[Data records]
★ ★ ★ ★ ★ ★ ★
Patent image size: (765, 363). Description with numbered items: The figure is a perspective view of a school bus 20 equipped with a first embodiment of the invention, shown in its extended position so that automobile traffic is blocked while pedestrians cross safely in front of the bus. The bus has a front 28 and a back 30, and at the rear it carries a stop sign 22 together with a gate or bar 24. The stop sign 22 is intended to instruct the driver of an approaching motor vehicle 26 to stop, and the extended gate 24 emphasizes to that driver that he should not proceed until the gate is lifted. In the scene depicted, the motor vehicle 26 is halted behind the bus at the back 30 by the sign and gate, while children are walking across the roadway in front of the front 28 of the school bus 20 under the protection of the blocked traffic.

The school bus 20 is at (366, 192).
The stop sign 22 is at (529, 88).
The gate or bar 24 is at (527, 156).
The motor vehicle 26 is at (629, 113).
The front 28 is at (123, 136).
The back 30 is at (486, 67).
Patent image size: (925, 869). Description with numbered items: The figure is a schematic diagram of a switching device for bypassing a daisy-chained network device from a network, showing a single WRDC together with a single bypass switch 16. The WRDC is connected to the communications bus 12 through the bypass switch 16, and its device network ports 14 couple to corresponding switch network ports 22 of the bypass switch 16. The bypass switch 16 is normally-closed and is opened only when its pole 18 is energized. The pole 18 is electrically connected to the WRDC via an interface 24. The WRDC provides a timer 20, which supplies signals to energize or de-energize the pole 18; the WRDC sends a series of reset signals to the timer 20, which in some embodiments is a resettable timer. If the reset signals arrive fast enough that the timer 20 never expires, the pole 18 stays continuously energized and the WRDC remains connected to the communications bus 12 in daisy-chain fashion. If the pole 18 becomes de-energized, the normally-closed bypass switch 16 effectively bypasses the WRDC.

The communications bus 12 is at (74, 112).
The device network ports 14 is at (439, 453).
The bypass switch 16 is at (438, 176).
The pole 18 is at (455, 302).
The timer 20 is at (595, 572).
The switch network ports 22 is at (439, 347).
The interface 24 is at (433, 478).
★ ★ ★ ★ ★ ★ ★
■ **TASK INSTRUCTIONS**
Reproduce every line of the records above word for word.

■ **SOLUTION TO THIS TASK**
Patent image size: (765, 363). Description with numbered items: The figure is a perspective view of a school bus 20 equipped with a first embodiment of the invention, shown in its extended position so that automobile traffic is blocked while pedestrians cross safely in front of the bus. The bus has a front 28 and a back 30, and at the rear it carries a stop sign 22 together with a gate or bar 24. The stop sign 22 is intended to instruct the driver of an approaching motor vehicle 26 to stop, and the extended gate 24 emphasizes to that driver that he should not proceed until the gate is lifted. In the scene depicted, the motor vehicle 26 is halted behind the bus at the back 30 by the sign and gate, while children are walking across the roadway in front of the front 28 of the school bus 20 under the protection of the blocked traffic.

The school bus 20 is at (366, 192).
The stop sign 22 is at (529, 88).
The gate or bar 24 is at (527, 156).
The motor vehicle 26 is at (629, 113).
The front 28 is at (123, 136).
The back 30 is at (486, 67).
Patent image size: (925, 869). Description with numbered items: The figure is a schematic diagram of a switching device for bypassing a daisy-chained network device from a network, showing a single WRDC together with a single bypass switch 16. The WRDC is connected to the communications bus 12 through the bypass switch 16, and its device network ports 14 couple to corresponding switch network ports 22 of the bypass switch 16. The bypass switch 16 is normally-closed and is opened only when its pole 18 is energized. The pole 18 is electrically connected to the WRDC via an interface 24. The WRDC provides a timer 20, which supplies signals to energize or de-energize the pole 18; the WRDC sends a series of reset signals to the timer 20, which in some embodiments is a resettable timer. If the reset signals arrive fast enough that the timer 20 never expires, the pole 18 stays continuously energized and the WRDC remains connected to the communications bus 12 in daisy-chain fashion. If the pole 18 becomes de-energized, the normally-closed bypass switch 16 effectively bypasses the WRDC.

The communications bus 12 is at (74, 112).
The device network ports 14 is at (439, 453).
The bypass switch 16 is at (438, 176).
The pole 18 is at (455, 302).
The timer 20 is at (595, 572).
The switch network ports 22 is at (439, 347).
The interface 24 is at (433, 478).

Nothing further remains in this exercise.